• **PROBLEM REQUIREMENTS**
All of the material below is to be returned exactly.

• **RECORDS FOR THIS TASK**
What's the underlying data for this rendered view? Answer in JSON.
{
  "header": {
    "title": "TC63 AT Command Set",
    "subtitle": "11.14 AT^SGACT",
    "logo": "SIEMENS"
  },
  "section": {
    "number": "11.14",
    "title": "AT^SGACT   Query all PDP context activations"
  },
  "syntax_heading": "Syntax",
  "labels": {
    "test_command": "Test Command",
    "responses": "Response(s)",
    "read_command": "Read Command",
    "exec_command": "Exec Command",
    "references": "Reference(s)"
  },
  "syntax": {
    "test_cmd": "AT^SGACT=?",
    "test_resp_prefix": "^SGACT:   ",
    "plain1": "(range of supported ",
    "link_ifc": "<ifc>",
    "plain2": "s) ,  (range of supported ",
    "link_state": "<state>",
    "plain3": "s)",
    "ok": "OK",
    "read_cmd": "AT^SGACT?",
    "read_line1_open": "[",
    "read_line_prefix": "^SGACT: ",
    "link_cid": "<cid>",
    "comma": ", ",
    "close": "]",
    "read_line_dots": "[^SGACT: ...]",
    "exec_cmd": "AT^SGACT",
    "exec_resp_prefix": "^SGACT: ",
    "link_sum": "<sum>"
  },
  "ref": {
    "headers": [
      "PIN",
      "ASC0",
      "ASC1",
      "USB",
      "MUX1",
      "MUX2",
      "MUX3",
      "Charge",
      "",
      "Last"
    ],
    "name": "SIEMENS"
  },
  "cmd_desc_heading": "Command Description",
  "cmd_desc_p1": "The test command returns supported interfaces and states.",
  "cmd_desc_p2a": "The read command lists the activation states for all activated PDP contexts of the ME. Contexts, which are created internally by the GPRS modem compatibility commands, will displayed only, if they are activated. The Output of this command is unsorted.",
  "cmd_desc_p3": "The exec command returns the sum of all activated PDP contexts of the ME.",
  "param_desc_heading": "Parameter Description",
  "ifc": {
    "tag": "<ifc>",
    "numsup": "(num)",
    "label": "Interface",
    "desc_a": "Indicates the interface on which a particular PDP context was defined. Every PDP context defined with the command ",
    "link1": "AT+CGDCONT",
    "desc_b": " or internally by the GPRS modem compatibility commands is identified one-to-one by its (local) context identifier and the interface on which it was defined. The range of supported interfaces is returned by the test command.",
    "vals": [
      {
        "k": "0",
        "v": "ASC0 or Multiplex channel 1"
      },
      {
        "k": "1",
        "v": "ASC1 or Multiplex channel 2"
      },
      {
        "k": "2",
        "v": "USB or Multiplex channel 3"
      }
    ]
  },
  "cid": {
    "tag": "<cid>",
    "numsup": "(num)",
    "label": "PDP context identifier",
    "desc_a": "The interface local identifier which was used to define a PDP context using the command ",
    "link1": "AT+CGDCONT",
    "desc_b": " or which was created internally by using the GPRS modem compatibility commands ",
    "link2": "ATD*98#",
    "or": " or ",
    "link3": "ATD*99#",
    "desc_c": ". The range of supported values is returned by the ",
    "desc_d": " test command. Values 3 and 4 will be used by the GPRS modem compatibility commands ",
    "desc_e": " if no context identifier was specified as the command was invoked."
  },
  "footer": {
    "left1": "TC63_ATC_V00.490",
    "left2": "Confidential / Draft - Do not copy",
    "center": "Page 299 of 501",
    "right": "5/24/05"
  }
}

• **RESPONSE TO THIS TASK**
What's the underlying data for this rendered view? Answer in JSON.
{
  "header": {
    "title": "TC63 AT Command Set",
    "subtitle": "11.14 AT^SGACT",
    "logo": "SIEMENS"
  },
  "section": {
    "number": "11.14",
    "title": "AT^SGACT   Query all PDP context activations"
  },
  "syntax_heading": "Syntax",
  "labels": {
    "test_command": "Test Command",
    "responses": "Response(s)",
    "read_command": "Read Command",
    "exec_command": "Exec Command",
    "references": "Reference(s)"
  },
  "syntax": {
    "test_cmd": "AT^SGACT=?",
    "test_resp_prefix": "^SGACT:   ",
    "plain1": "(range of supported ",
    "link_ifc": "<ifc>",
    "plain2": "s) ,  (range of supported ",
    "link_state": "<state>",
    "plain3": "s)",
    "ok": "OK",
    "read_cmd": "AT^SGACT?",
    "read_line1_open": "[",
    "read_line_prefix": "^SGACT: ",
    "link_cid": "<cid>",
    "comma": ", ",
    "close": "]",
    "read_line_dots": "[^SGACT: ...]",
    "exec_cmd": "AT^SGACT",
    "exec_resp_prefix": "^SGACT: ",
    "link_sum": "<sum>"
  },
  "ref": {
    "headers": [
      "PIN",
      "ASC0",
      "ASC1",
      "USB",
      "MUX1",
      "MUX2",
      "MUX3",
      "Charge",
      "",
      "Last"
    ],
    "name": "SIEMENS"
  },
  "cmd_desc_heading": "Command Description",
  "cmd_desc_p1": "The test command returns supported interfaces and states.",
  "cmd_desc_p2a": "The read command lists the activation states for all activated PDP contexts of the ME. Contexts, which are created internally by the GPRS modem compatibility commands, will displayed only, if they are activated. The Output of this command is unsorted.",
  "cmd_desc_p3": "The exec command returns the sum of all activated PDP contexts of the ME.",
  "param_desc_heading": "Parameter Description",
  "ifc": {
    "tag": "<ifc>",
    "numsup": "(num)",
    "label": "Interface",
    "desc_a": "Indicates the interface on which a particular PDP context was defined. Every PDP context defined with the command ",
    "link1": "AT+CGDCONT",
    "desc_b": " or internally by the GPRS modem compatibility commands is identified one-to-one by its (local) context identifier and the interface on which it was defined. The range of supported interfaces is returned by the test command.",
    "vals": [
      {
        "k": "0",
        "v": "ASC0 or Multiplex channel 1"
      },
      {
        "k": "1",
        "v": "ASC1 or Multiplex channel 2"
      },
      {
        "k": "2",
        "v": "USB or Multiplex channel 3"
      }
    ]
  },
  "cid": {
    "tag": "<cid>",
    "numsup": "(num)",
    "label": "PDP context identifier",
    "desc_a": "The interface local identifier which was used to define a PDP context using the command ",
    "link1": "AT+CGDCONT",
    "desc_b": " or which was created internally by using the GPRS modem compatibility commands ",
    "link2": "ATD*98#",
    "or": " or ",
    "link3": "ATD*99#",
    "desc_c": ". The range of supported values is returned by the ",
    "desc_d": " test command. Values 3 and 4 will be used by the GPRS modem compatibility commands ",
    "desc_e": " if no context identifier was specified as the command was invoked."
  },
  "footer": {
    "left1": "TC63_ATC_V00.490",
    "left2": "Confidential / Draft - Do not copy",
    "center": "Page 299 of 501",
    "right": "5/24/05"
  }
}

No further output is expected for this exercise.